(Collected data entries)
········
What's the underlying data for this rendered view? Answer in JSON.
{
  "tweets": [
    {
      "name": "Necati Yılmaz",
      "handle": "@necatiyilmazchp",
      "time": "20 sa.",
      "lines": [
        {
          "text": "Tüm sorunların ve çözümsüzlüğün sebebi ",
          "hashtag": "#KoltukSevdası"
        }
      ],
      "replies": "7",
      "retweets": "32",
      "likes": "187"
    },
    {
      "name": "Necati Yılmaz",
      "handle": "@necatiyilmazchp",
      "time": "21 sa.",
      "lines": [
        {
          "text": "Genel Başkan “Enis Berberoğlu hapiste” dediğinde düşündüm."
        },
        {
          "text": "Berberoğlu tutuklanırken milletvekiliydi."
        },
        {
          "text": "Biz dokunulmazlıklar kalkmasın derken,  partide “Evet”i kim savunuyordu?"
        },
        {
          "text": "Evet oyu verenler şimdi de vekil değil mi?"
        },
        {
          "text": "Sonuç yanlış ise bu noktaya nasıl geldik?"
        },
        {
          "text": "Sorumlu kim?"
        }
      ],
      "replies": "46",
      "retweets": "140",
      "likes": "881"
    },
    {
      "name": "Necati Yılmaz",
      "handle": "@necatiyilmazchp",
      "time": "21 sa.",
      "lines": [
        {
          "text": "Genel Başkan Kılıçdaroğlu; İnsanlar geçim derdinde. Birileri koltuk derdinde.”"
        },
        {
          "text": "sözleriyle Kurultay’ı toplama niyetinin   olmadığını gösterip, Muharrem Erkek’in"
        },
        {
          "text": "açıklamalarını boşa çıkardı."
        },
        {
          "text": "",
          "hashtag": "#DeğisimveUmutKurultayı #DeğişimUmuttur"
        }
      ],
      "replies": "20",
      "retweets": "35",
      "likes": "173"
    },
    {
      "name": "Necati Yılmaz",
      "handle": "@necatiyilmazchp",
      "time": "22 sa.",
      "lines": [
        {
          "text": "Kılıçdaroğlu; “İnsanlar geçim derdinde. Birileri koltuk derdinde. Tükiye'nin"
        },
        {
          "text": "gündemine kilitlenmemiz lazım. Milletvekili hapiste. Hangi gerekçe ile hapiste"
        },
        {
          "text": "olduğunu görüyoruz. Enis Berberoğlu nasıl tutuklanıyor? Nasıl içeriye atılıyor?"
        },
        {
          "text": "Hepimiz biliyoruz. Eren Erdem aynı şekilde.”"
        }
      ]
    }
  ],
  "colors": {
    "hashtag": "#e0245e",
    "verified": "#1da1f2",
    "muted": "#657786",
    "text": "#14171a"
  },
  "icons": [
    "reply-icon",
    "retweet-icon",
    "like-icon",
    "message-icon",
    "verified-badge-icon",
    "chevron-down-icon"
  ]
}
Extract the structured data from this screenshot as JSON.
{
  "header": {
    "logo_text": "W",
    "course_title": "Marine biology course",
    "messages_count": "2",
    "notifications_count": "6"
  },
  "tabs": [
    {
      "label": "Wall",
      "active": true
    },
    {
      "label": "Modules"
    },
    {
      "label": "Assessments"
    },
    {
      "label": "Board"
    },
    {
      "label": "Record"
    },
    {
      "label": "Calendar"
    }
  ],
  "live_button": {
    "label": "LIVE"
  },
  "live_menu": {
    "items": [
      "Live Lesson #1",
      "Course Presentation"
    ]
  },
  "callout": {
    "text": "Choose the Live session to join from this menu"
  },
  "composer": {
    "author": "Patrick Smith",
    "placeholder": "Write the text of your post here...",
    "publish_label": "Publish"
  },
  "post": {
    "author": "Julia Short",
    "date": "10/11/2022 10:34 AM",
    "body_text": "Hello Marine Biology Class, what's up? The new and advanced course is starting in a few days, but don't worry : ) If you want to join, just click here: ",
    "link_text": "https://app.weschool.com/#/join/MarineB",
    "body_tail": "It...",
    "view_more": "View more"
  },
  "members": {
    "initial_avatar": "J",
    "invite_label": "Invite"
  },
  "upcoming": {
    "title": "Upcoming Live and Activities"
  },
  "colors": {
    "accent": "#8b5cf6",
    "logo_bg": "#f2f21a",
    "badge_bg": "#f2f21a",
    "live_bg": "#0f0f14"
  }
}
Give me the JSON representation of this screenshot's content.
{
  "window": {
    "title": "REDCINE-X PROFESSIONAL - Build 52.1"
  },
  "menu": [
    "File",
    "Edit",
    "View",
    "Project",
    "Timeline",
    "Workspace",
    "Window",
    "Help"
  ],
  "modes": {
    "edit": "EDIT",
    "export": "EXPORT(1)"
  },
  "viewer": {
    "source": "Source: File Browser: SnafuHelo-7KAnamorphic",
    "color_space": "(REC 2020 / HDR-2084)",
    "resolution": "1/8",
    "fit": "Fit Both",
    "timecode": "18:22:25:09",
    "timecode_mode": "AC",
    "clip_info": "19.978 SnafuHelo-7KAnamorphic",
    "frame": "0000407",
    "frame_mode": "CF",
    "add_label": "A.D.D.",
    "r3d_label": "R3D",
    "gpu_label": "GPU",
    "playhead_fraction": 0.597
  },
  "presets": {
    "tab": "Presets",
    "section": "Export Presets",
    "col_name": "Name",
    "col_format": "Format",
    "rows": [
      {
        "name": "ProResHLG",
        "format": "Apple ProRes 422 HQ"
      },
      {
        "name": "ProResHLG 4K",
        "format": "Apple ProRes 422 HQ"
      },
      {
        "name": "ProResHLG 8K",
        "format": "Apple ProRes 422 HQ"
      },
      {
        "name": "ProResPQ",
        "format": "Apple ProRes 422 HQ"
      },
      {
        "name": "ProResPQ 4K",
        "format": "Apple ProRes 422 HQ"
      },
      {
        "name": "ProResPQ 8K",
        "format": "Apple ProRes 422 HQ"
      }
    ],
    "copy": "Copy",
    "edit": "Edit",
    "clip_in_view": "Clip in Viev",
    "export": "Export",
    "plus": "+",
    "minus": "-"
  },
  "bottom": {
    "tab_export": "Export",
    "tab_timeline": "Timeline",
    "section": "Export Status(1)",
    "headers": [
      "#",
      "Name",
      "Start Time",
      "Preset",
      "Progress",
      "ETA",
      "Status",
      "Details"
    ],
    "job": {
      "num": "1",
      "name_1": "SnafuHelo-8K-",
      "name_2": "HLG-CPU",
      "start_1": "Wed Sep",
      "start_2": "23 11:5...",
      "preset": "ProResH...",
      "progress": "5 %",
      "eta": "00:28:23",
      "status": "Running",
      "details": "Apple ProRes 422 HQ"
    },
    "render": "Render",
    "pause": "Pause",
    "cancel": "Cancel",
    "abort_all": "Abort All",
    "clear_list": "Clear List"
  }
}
········
Required task -
Reproduce the entire listing word for word.

Answer to the problem -
What's the underlying data for this rendered view? Answer in JSON.
{
  "tweets": [
    {
      "name": "Necati Yılmaz",
      "handle": "@necatiyilmazchp",
      "time": "20 sa.",
      "lines": [
        {
          "text": "Tüm sorunların ve çözümsüzlüğün sebebi ",
          "hashtag": "#KoltukSevdası"
        }
      ],
      "replies": "7",
      "retweets": "32",
      "likes": "187"
    },
    {
      "name": "Necati Yılmaz",
      "handle": "@necatiyilmazchp",
      "time": "21 sa.",
      "lines": [
        {
          "text": "Genel Başkan “Enis Berberoğlu hapiste” dediğinde düşündüm."
        },
        {
          "text": "Berberoğlu tutuklanırken milletvekiliydi."
        },
        {
          "text": "Biz dokunulmazlıklar kalkmasın derken,  partide “Evet”i kim savunuyordu?"
        },
        {
          "text": "Evet oyu verenler şimdi de vekil değil mi?"
        },
        {
          "text": "Sonuç yanlış ise bu noktaya nasıl geldik?"
        },
        {
          "text": "Sorumlu kim?"
        }
      ],
      "replies": "46",
      "retweets": "140",
      "likes": "881"
    },
    {
      "name": "Necati Yılmaz",
      "handle": "@necatiyilmazchp",
      "time": "21 sa.",
      "lines": [
        {
          "text": "Genel Başkan Kılıçdaroğlu; İnsanlar geçim derdinde. Birileri koltuk derdinde.”"
        },
        {
          "text": "sözleriyle Kurultay’ı toplama niyetinin   olmadığını gösterip, Muharrem Erkek’in"
        },
        {
          "text": "açıklamalarını boşa çıkardı."
        },
        {
          "text": "",
          "hashtag": "#DeğisimveUmutKurultayı #DeğişimUmuttur"
        }
      ],
      "replies": "20",
      "retweets": "35",
      "likes": "173"
    },
    {
      "name": "Necati Yılmaz",
      "handle": "@necatiyilmazchp",
      "time": "22 sa.",
      "lines": [
        {
          "text": "Kılıçdaroğlu; “İnsanlar geçim derdinde. Birileri koltuk derdinde. Tükiye'nin"
        },
        {
          "text": "gündemine kilitlenmemiz lazım. Milletvekili hapiste. Hangi gerekçe ile hapiste"
        },
        {
          "text": "olduğunu görüyoruz. Enis Berberoğlu nasıl tutuklanıyor? Nasıl içeriye atılıyor?"
        },
        {
          "text": "Hepimiz biliyoruz. Eren Erdem aynı şekilde.”"
        }
      ]
    }
  ],
  "colors": {
    "hashtag": "#e0245e",
    "verified": "#1da1f2",
    "muted": "#657786",
    "text": "#14171a"
  },
  "icons": [
    "reply-icon",
    "retweet-icon",
    "like-icon",
    "message-icon",
    "verified-badge-icon",
    "chevron-down-icon"
  ]
}
Extract the structured data from this screenshot as JSON.
{
  "header": {
    "logo_text": "W",
    "course_title": "Marine biology course",
    "messages_count": "2",
    "notifications_count": "6"
  },
  "tabs": [
    {
      "label": "Wall",
      "active": true
    },
    {
      "label": "Modules"
    },
    {
      "label": "Assessments"
    },
    {
      "label": "Board"
    },
    {
      "label": "Record"
    },
    {
      "label": "Calendar"
    }
  ],
  "live_button": {
    "label": "LIVE"
  },
  "live_menu": {
    "items": [
      "Live Lesson #1",
      "Course Presentation"
    ]
  },
  "callout": {
    "text": "Choose the Live session to join from this menu"
  },
  "composer": {
    "author": "Patrick Smith",
    "placeholder": "Write the text of your post here...",
    "publish_label": "Publish"
  },
  "post": {
    "author": "Julia Short",
    "date": "10/11/2022 10:34 AM",
    "body_text": "Hello Marine Biology Class, what's up? The new and advanced course is starting in a few days, but don't worry : ) If you want to join, just click here: ",
    "link_text": "https://app.weschool.com/#/join/MarineB",
    "body_tail": "It...",
    "view_more": "View more"
  },
  "members": {
    "initial_avatar": "J",
    "invite_label": "Invite"
  },
  "upcoming": {
    "title": "Upcoming Live and Activities"
  },
  "colors": {
    "accent": "#8b5cf6",
    "logo_bg": "#f2f21a",
    "badge_bg": "#f2f21a",
    "live_bg": "#0f0f14"
  }
}
Give me the JSON representation of this screenshot's content.
{
  "window": {
    "title": "REDCINE-X PROFESSIONAL - Build 52.1"
  },
  "menu": [
    "File",
    "Edit",
    "View",
    "Project",
    "Timeline",
    "Workspace",
    "Window",
    "Help"
  ],
  "modes": {
    "edit": "EDIT",
    "export": "EXPORT(1)"
  },
  "viewer": {
    "source": "Source: File Browser: SnafuHelo-7KAnamorphic",
    "color_space": "(REC 2020 / HDR-2084)",
    "resolution": "1/8",
    "fit": "Fit Both",
    "timecode": "18:22:25:09",
    "timecode_mode": "AC",
    "clip_info": "19.978 SnafuHelo-7KAnamorphic",
    "frame": "0000407",
    "frame_mode": "CF",
    "add_label": "A.D.D.",
    "r3d_label": "R3D",
    "gpu_label": "GPU",
    "playhead_fraction": 0.597
  },
  "presets": {
    "tab": "Presets",
    "section": "Export Presets",
    "col_name": "Name",
    "col_format": "Format",
    "rows": [
      {
        "name": "ProResHLG",
        "format": "Apple ProRes 422 HQ"
      },
      {
        "name": "ProResHLG 4K",
        "format": "Apple ProRes 422 HQ"
      },
      {
        "name": "ProResHLG 8K",
        "format": "Apple ProRes 422 HQ"
      },
      {
        "name": "ProResPQ",
        "format": "Apple ProRes 422 HQ"
      },
      {
        "name": "ProResPQ 4K",
        "format": "Apple ProRes 422 HQ"
      },
      {
        "name": "ProResPQ 8K",
        "format": "Apple ProRes 422 HQ"
      }
    ],
    "copy": "Copy",
    "edit": "Edit",
    "clip_in_view": "Clip in Viev",
    "export": "Export",
    "plus": "+",
    "minus": "-"
  },
  "bottom": {
    "tab_export": "Export",
    "tab_timeline": "Timeline",
    "section": "Export Status(1)",
    "headers": [
      "#",
      "Name",
      "Start Time",
      "Preset",
      "Progress",
      "ETA",
      "Status",
      "Details"
    ],
    "job": {
      "num": "1",
      "name_1": "SnafuHelo-8K-",
      "name_2": "HLG-CPU",
      "start_1": "Wed Sep",
      "start_2": "23 11:5...",
      "preset": "ProResH...",
      "progress": "5 %",
      "eta": "00:28:23",
      "status": "Running",
      "details": "Apple ProRes 422 HQ"
    },
    "render": "Render",
    "pause": "Pause",
    "cancel": "Cancel",
    "abort_all": "Abort All",
    "clear_list": "Clear List"
  }
}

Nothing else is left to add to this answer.